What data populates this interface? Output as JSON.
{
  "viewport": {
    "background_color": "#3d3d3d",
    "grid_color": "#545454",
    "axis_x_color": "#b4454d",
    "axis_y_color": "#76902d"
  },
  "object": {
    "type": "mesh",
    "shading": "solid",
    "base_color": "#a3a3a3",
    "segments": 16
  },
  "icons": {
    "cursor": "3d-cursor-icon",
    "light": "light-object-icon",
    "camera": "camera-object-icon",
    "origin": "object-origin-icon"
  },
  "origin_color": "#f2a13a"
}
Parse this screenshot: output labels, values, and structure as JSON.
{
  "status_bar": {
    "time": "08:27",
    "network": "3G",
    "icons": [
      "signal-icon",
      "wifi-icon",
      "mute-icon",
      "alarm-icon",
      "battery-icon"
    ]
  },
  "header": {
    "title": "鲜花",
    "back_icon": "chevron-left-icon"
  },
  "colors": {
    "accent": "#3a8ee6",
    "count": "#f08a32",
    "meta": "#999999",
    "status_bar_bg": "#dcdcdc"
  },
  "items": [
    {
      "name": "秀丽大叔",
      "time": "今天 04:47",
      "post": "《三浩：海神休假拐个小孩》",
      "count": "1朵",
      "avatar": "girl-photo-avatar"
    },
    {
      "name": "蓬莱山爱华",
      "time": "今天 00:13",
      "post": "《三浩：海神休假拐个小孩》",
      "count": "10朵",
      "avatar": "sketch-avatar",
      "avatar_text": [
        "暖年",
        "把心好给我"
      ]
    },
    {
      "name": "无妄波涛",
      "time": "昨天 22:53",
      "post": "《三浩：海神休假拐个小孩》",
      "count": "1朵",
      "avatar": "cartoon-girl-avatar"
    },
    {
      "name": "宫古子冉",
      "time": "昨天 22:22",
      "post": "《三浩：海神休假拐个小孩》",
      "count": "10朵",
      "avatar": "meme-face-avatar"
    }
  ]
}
::::::
TASK TO CARRY OUT: Repeat every entry exactly as written above.

SOLUTION TO THE EXERCISE:
What data populates this interface? Output as JSON.
{
  "viewport": {
    "background_color": "#3d3d3d",
    "grid_color": "#545454",
    "axis_x_color": "#b4454d",
    "axis_y_color": "#76902d"
  },
  "object": {
    "type": "mesh",
    "shading": "solid",
    "base_color": "#a3a3a3",
    "segments": 16
  },
  "icons": {
    "cursor": "3d-cursor-icon",
    "light": "light-object-icon",
    "camera": "camera-object-icon",
    "origin": "object-origin-icon"
  },
  "origin_color": "#f2a13a"
}
Parse this screenshot: output labels, values, and structure as JSON.
{
  "status_bar": {
    "time": "08:27",
    "network": "3G",
    "icons": [
      "signal-icon",
      "wifi-icon",
      "mute-icon",
      "alarm-icon",
      "battery-icon"
    ]
  },
  "header": {
    "title": "鲜花",
    "back_icon": "chevron-left-icon"
  },
  "colors": {
    "accent": "#3a8ee6",
    "count": "#f08a32",
    "meta": "#999999",
    "status_bar_bg": "#dcdcdc"
  },
  "items": [
    {
      "name": "秀丽大叔",
      "time": "今天 04:47",
      "post": "《三浩：海神休假拐个小孩》",
      "count": "1朵",
      "avatar": "girl-photo-avatar"
    },
    {
      "name": "蓬莱山爱华",
      "time": "今天 00:13",
      "post": "《三浩：海神休假拐个小孩》",
      "count": "10朵",
      "avatar": "sketch-avatar",
      "avatar_text": [
        "暖年",
        "把心好给我"
      ]
    },
    {
      "name": "无妄波涛",
      "time": "昨天 22:53",
      "post": "《三浩：海神休假拐个小孩》",
      "count": "1朵",
      "avatar": "cartoon-girl-avatar"
    },
    {
      "name": "宫古子冉",
      "time": "昨天 22:22",
      "post": "《三浩：海神休假拐个小孩》",
      "count": "10朵",
      "avatar": "meme-face-avatar"
    }
  ]
}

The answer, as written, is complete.